Gather all lines with the word "jatkumisesta" in them.
==============================
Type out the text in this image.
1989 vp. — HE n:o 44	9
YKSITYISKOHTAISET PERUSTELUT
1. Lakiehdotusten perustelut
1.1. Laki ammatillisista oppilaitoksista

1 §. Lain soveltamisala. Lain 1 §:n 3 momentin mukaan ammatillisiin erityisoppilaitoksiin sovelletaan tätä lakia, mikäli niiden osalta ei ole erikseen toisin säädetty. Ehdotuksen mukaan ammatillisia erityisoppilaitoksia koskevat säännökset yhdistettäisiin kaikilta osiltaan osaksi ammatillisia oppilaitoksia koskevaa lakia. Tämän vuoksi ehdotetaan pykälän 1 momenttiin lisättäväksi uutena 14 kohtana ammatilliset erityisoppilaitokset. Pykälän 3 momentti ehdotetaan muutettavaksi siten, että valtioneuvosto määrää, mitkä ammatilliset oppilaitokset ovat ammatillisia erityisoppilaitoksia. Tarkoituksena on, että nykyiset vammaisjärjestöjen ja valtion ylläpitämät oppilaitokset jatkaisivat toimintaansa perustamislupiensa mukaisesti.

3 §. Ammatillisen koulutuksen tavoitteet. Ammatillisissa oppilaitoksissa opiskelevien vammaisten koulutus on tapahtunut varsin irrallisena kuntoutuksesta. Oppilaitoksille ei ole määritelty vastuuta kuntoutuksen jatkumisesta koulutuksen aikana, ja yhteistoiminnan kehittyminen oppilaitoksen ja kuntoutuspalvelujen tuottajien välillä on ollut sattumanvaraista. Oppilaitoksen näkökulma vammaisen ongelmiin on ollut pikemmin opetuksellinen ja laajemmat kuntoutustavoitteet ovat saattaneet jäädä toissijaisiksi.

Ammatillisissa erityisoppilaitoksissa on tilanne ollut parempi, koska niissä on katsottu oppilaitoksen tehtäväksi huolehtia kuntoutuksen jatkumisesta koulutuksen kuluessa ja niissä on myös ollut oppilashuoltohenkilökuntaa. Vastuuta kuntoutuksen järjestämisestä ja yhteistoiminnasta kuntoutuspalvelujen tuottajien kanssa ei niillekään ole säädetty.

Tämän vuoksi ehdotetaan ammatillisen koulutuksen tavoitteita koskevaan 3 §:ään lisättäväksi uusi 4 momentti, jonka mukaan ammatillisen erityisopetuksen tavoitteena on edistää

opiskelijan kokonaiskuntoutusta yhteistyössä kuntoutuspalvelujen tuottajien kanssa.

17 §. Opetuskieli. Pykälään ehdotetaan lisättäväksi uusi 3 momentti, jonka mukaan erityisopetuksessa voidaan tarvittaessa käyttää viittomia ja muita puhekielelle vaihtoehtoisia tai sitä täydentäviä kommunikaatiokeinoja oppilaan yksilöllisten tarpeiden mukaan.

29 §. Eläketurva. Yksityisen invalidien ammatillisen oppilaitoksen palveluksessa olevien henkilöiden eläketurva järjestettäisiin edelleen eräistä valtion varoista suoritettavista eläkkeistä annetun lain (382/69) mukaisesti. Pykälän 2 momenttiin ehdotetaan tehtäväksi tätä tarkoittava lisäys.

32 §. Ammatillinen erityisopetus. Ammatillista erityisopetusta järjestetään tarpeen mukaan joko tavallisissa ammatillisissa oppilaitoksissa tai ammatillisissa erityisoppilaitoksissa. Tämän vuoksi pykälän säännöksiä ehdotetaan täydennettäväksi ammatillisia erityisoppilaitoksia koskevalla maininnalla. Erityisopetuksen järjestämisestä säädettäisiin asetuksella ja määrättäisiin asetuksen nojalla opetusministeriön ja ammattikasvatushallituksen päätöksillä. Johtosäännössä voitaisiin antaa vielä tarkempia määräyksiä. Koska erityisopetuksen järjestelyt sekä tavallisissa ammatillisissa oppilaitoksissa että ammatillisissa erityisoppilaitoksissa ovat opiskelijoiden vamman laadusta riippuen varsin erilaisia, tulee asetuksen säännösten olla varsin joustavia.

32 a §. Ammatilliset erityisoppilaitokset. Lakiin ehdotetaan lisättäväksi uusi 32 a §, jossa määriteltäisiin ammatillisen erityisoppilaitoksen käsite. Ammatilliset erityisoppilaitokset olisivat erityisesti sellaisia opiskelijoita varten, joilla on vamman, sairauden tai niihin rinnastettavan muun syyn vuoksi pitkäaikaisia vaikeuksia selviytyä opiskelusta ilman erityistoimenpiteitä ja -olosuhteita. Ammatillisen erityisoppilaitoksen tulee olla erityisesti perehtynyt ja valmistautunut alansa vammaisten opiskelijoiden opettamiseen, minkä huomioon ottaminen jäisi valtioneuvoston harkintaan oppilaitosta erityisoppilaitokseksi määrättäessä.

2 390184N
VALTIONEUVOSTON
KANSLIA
==============================
**Full answer:**
3 §. Ammatillisen koulutuksen tavoitteet. Ammatillisissa oppilaitoksissa opiskelevien vammaisten koulutus on tapahtunut varsin irrallisena kuntoutuksesta. Oppilaitoksille ei ole määritelty vastuuta kuntoutuksen jatkumisesta koulutuksen aikana, ja yhteistoiminnan kehittyminen oppilaitoksen ja kuntoutuspalvelujen tuottajien välillä on ollut sattumanvaraista. Oppilaitoksen näkökulma vammaisen ongelmiin on ollut pikemmin opetuksellinen ja laajemmat kuntoutustavoitteet ovat saattaneet jäädä toissijaisiksi.
Ammatillisissa erityisoppilaitoksissa on tilanne ollut parempi, koska niissä on katsottu oppilaitoksen tehtäväksi huolehtia kuntoutuksen jatkumisesta koulutuksen kuluessa ja niissä on myös ollut oppilashuoltohenkilökuntaa. Vastuuta kuntoutuksen järjestämisestä ja yhteistoiminnasta kuntoutuspalvelujen tuottajien kanssa ei niillekään ole säädetty.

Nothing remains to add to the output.